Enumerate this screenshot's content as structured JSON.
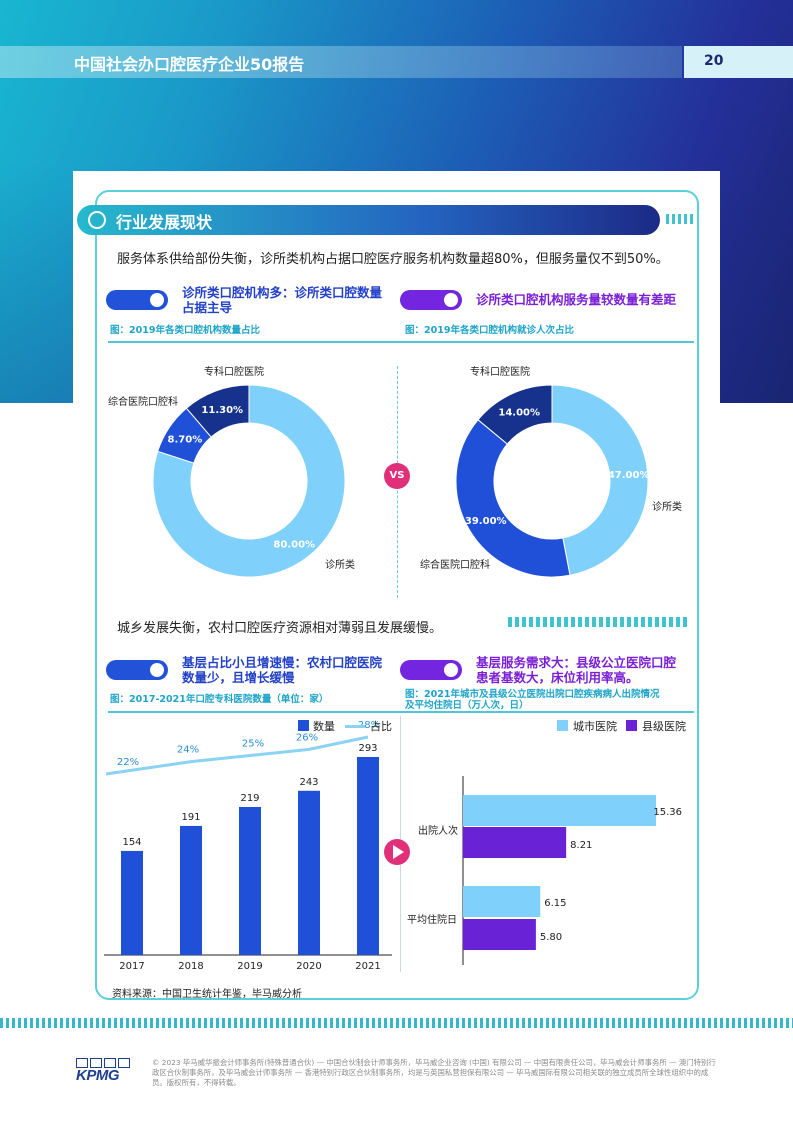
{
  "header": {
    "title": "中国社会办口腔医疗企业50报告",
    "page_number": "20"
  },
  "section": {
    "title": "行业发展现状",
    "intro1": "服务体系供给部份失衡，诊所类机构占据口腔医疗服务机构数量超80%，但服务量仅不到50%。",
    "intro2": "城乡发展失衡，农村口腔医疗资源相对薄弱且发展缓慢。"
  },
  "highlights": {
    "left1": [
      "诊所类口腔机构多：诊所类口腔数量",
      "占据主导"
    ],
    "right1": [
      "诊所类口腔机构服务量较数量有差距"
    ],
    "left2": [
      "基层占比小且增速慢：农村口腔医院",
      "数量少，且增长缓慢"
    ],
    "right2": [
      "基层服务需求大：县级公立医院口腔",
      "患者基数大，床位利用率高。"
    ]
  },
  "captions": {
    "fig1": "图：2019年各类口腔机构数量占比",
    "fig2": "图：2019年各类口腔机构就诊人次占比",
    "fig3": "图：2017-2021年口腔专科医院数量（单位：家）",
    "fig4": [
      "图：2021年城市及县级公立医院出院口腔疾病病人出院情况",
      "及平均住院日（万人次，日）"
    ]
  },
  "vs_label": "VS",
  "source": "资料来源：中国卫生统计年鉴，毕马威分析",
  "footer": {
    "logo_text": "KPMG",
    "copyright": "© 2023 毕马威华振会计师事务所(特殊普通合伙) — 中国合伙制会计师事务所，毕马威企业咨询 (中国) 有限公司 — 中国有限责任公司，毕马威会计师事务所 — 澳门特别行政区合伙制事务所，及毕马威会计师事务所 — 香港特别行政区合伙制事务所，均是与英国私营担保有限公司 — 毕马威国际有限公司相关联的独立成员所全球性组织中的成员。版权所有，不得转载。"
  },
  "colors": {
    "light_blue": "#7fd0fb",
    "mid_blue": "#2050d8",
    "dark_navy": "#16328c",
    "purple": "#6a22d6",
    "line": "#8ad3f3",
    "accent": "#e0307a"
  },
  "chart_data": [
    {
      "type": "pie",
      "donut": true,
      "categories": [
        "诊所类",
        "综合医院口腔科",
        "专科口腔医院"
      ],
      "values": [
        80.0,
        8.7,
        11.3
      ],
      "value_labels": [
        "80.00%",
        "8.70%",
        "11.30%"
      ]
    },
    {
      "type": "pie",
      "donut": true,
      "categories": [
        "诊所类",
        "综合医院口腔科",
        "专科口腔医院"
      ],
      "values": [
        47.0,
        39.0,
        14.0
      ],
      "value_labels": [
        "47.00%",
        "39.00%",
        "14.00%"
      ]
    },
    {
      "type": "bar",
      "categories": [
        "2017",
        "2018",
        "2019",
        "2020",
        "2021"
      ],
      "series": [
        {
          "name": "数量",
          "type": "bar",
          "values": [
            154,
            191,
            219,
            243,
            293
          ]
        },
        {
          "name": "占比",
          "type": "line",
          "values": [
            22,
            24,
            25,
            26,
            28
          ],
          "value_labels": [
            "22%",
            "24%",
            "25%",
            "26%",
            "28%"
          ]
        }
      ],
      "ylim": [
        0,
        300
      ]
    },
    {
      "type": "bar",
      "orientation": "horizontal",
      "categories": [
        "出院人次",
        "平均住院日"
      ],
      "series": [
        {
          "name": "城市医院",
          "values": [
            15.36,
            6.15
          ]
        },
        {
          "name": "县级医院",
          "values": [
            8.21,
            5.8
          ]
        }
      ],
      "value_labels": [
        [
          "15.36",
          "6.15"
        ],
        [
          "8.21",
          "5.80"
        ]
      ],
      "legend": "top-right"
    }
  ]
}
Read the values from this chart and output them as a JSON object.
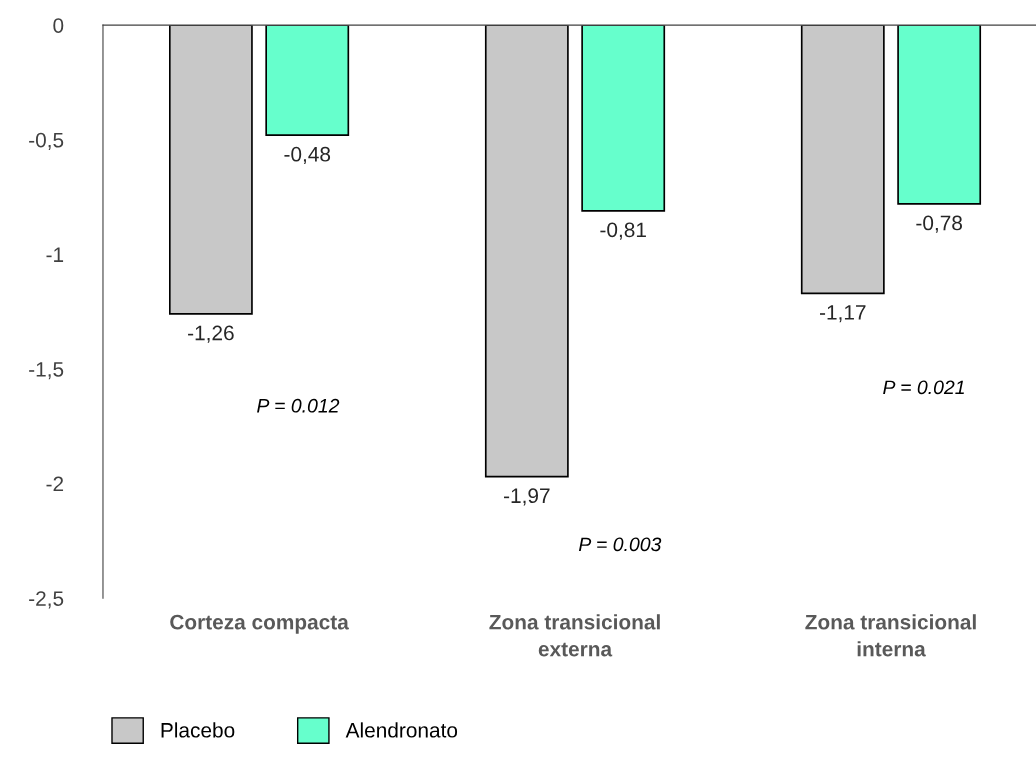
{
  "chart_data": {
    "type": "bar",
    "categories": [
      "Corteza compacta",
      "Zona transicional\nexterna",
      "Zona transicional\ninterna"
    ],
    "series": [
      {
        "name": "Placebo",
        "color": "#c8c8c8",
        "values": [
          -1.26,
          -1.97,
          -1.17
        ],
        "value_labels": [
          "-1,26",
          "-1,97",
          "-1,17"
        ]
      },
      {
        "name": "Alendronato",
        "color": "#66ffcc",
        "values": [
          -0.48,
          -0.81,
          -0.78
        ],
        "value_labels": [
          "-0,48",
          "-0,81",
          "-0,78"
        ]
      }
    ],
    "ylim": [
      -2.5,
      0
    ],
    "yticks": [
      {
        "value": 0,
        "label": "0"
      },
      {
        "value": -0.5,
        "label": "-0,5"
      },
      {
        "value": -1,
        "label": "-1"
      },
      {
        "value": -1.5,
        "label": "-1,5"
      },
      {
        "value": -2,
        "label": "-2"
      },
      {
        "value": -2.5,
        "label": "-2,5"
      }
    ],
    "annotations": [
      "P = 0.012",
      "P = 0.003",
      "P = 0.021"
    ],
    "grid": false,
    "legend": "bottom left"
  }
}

> EXERCISE: Copy the whole listing above word for word but do not carry over the pictures.

> TASK RESPONSE:
Enumerate this screenshot's content as structured JSON.
{
  "header": {
    "title": "中国社会办口腔医疗企业50报告",
    "page_number": "20"
  },
  "section": {
    "title": "行业发展现状",
    "intro1": "服务体系供给部份失衡，诊所类机构占据口腔医疗服务机构数量超80%，但服务量仅不到50%。",
    "intro2": "城乡发展失衡，农村口腔医疗资源相对薄弱且发展缓慢。"
  },
  "highlights": {
    "left1": [
      "诊所类口腔机构多：诊所类口腔数量",
      "占据主导"
    ],
    "right1": [
      "诊所类口腔机构服务量较数量有差距"
    ],
    "left2": [
      "基层占比小且增速慢：农村口腔医院",
      "数量少，且增长缓慢"
    ],
    "right2": [
      "基层服务需求大：县级公立医院口腔",
      "患者基数大，床位利用率高。"
    ]
  },
  "captions": {
    "fig1": "图：2019年各类口腔机构数量占比",
    "fig2": "图：2019年各类口腔机构就诊人次占比",
    "fig3": "图：2017-2021年口腔专科医院数量（单位：家）",
    "fig4": [
      "图：2021年城市及县级公立医院出院口腔疾病病人出院情况",
      "及平均住院日（万人次，日）"
    ]
  },
  "vs_label": "VS",
  "source": "资料来源：中国卫生统计年鉴，毕马威分析",
  "footer": {
    "logo_text": "KPMG",
    "copyright": "© 2023 毕马威华振会计师事务所(特殊普通合伙) — 中国合伙制会计师事务所，毕马威企业咨询 (中国) 有限公司 — 中国有限责任公司，毕马威会计师事务所 — 澳门特别行政区合伙制事务所，及毕马威会计师事务所 — 香港特别行政区合伙制事务所，均是与英国私营担保有限公司 — 毕马威国际有限公司相关联的独立成员所全球性组织中的成员。版权所有，不得转载。"
  },
  "colors": {
    "light_blue": "#7fd0fb",
    "mid_blue": "#2050d8",
    "dark_navy": "#16328c",
    "purple": "#6a22d6",
    "line": "#8ad3f3",
    "accent": "#e0307a"
  },
  "chart_data": [
    {
      "type": "pie",
      "donut": true,
      "categories": [
        "诊所类",
        "综合医院口腔科",
        "专科口腔医院"
      ],
      "values": [
        80.0,
        8.7,
        11.3
      ],
      "value_labels": [
        "80.00%",
        "8.70%",
        "11.30%"
      ]
    },
    {
      "type": "pie",
      "donut": true,
      "categories": [
        "诊所类",
        "综合医院口腔科",
        "专科口腔医院"
      ],
      "values": [
        47.0,
        39.0,
        14.0
      ],
      "value_labels": [
        "47.00%",
        "39.00%",
        "14.00%"
      ]
    },
    {
      "type": "bar",
      "categories": [
        "2017",
        "2018",
        "2019",
        "2020",
        "2021"
      ],
      "series": [
        {
          "name": "数量",
          "type": "bar",
          "values": [
            154,
            191,
            219,
            243,
            293
          ]
        },
        {
          "name": "占比",
          "type": "line",
          "values": [
            22,
            24,
            25,
            26,
            28
          ],
          "value_labels": [
            "22%",
            "24%",
            "25%",
            "26%",
            "28%"
          ]
        }
      ],
      "ylim": [
        0,
        300
      ]
    },
    {
      "type": "bar",
      "orientation": "horizontal",
      "categories": [
        "出院人次",
        "平均住院日"
      ],
      "series": [
        {
          "name": "城市医院",
          "values": [
            15.36,
            6.15
          ]
        },
        {
          "name": "县级医院",
          "values": [
            8.21,
            5.8
          ]
        }
      ],
      "value_labels": [
        [
          "15.36",
          "6.15"
        ],
        [
          "8.21",
          "5.80"
        ]
      ],
      "legend": "top-right"
    }
  ]
}
Read the values from this chart and output them as a JSON object.
{
  "chart_data": {
    "type": "bar",
    "categories": [
      "Corteza compacta",
      "Zona transicional\nexterna",
      "Zona transicional\ninterna"
    ],
    "series": [
      {
        "name": "Placebo",
        "color": "#c8c8c8",
        "values": [
          -1.26,
          -1.97,
          -1.17
        ],
        "value_labels": [
          "-1,26",
          "-1,97",
          "-1,17"
        ]
      },
      {
        "name": "Alendronato",
        "color": "#66ffcc",
        "values": [
          -0.48,
          -0.81,
          -0.78
        ],
        "value_labels": [
          "-0,48",
          "-0,81",
          "-0,78"
        ]
      }
    ],
    "ylim": [
      -2.5,
      0
    ],
    "yticks": [
      {
        "value": 0,
        "label": "0"
      },
      {
        "value": -0.5,
        "label": "-0,5"
      },
      {
        "value": -1,
        "label": "-1"
      },
      {
        "value": -1.5,
        "label": "-1,5"
      },
      {
        "value": -2,
        "label": "-2"
      },
      {
        "value": -2.5,
        "label": "-2,5"
      }
    ],
    "annotations": [
      "P = 0.012",
      "P = 0.003",
      "P = 0.021"
    ],
    "grid": false,
    "legend": "bottom left"
  }
}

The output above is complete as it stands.